All of the data below must be repeated exactly.

# start of Records for this exercise

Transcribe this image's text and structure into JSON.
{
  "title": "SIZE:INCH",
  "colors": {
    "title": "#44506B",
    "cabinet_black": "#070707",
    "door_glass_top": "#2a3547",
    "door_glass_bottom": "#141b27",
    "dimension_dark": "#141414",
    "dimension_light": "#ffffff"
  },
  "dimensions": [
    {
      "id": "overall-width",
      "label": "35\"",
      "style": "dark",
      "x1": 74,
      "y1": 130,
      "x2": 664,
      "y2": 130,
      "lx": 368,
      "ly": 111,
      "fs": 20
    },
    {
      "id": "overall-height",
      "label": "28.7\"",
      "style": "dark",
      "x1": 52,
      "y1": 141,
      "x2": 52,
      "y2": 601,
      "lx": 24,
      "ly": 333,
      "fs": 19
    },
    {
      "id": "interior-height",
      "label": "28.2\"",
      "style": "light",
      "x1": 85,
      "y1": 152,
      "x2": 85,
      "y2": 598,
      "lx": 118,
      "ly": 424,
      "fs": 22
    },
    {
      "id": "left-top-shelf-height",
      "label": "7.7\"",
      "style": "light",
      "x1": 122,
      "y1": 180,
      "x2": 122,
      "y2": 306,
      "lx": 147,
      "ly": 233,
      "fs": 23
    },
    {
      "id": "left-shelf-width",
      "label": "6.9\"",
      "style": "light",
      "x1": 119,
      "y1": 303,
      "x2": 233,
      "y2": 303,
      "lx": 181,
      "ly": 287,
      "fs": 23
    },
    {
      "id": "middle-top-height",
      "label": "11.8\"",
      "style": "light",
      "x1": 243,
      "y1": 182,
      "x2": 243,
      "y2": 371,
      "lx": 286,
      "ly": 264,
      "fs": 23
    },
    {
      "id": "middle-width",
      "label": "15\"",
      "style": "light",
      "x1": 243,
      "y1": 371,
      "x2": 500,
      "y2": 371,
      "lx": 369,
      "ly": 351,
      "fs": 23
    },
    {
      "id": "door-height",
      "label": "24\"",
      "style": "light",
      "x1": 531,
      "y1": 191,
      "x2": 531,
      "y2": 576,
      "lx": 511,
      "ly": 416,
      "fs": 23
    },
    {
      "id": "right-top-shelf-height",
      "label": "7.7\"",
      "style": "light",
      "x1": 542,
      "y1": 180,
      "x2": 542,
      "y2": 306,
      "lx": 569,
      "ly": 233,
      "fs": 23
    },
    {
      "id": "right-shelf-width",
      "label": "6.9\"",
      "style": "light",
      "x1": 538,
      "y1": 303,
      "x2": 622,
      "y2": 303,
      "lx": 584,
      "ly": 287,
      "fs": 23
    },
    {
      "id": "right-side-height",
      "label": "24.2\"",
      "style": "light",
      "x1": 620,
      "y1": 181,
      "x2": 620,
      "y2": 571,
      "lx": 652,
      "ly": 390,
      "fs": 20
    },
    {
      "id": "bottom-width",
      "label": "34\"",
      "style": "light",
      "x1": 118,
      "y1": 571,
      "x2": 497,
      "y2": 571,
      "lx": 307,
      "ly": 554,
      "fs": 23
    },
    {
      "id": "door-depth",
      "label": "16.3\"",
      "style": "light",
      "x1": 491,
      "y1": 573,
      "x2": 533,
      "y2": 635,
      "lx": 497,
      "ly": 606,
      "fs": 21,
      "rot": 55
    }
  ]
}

# end of Records for this exercise

▶ [Answer for this exercise]
Transcribe this image's text and structure into JSON.
{
  "title": "SIZE:INCH",
  "colors": {
    "title": "#44506B",
    "cabinet_black": "#070707",
    "door_glass_top": "#2a3547",
    "door_glass_bottom": "#141b27",
    "dimension_dark": "#141414",
    "dimension_light": "#ffffff"
  },
  "dimensions": [
    {
      "id": "overall-width",
      "label": "35\"",
      "style": "dark",
      "x1": 74,
      "y1": 130,
      "x2": 664,
      "y2": 130,
      "lx": 368,
      "ly": 111,
      "fs": 20
    },
    {
      "id": "overall-height",
      "label": "28.7\"",
      "style": "dark",
      "x1": 52,
      "y1": 141,
      "x2": 52,
      "y2": 601,
      "lx": 24,
      "ly": 333,
      "fs": 19
    },
    {
      "id": "interior-height",
      "label": "28.2\"",
      "style": "light",
      "x1": 85,
      "y1": 152,
      "x2": 85,
      "y2": 598,
      "lx": 118,
      "ly": 424,
      "fs": 22
    },
    {
      "id": "left-top-shelf-height",
      "label": "7.7\"",
      "style": "light",
      "x1": 122,
      "y1": 180,
      "x2": 122,
      "y2": 306,
      "lx": 147,
      "ly": 233,
      "fs": 23
    },
    {
      "id": "left-shelf-width",
      "label": "6.9\"",
      "style": "light",
      "x1": 119,
      "y1": 303,
      "x2": 233,
      "y2": 303,
      "lx": 181,
      "ly": 287,
      "fs": 23
    },
    {
      "id": "middle-top-height",
      "label": "11.8\"",
      "style": "light",
      "x1": 243,
      "y1": 182,
      "x2": 243,
      "y2": 371,
      "lx": 286,
      "ly": 264,
      "fs": 23
    },
    {
      "id": "middle-width",
      "label": "15\"",
      "style": "light",
      "x1": 243,
      "y1": 371,
      "x2": 500,
      "y2": 371,
      "lx": 369,
      "ly": 351,
      "fs": 23
    },
    {
      "id": "door-height",
      "label": "24\"",
      "style": "light",
      "x1": 531,
      "y1": 191,
      "x2": 531,
      "y2": 576,
      "lx": 511,
      "ly": 416,
      "fs": 23
    },
    {
      "id": "right-top-shelf-height",
      "label": "7.7\"",
      "style": "light",
      "x1": 542,
      "y1": 180,
      "x2": 542,
      "y2": 306,
      "lx": 569,
      "ly": 233,
      "fs": 23
    },
    {
      "id": "right-shelf-width",
      "label": "6.9\"",
      "style": "light",
      "x1": 538,
      "y1": 303,
      "x2": 622,
      "y2": 303,
      "lx": 584,
      "ly": 287,
      "fs": 23
    },
    {
      "id": "right-side-height",
      "label": "24.2\"",
      "style": "light",
      "x1": 620,
      "y1": 181,
      "x2": 620,
      "y2": 571,
      "lx": 652,
      "ly": 390,
      "fs": 20
    },
    {
      "id": "bottom-width",
      "label": "34\"",
      "style": "light",
      "x1": 118,
      "y1": 571,
      "x2": 497,
      "y2": 571,
      "lx": 307,
      "ly": 554,
      "fs": 23
    },
    {
      "id": "door-depth",
      "label": "16.3\"",
      "style": "light",
      "x1": 491,
      "y1": 573,
      "x2": 533,
      "y2": 635,
      "lx": 497,
      "ly": 606,
      "fs": 21,
      "rot": 55
    }
  ]
}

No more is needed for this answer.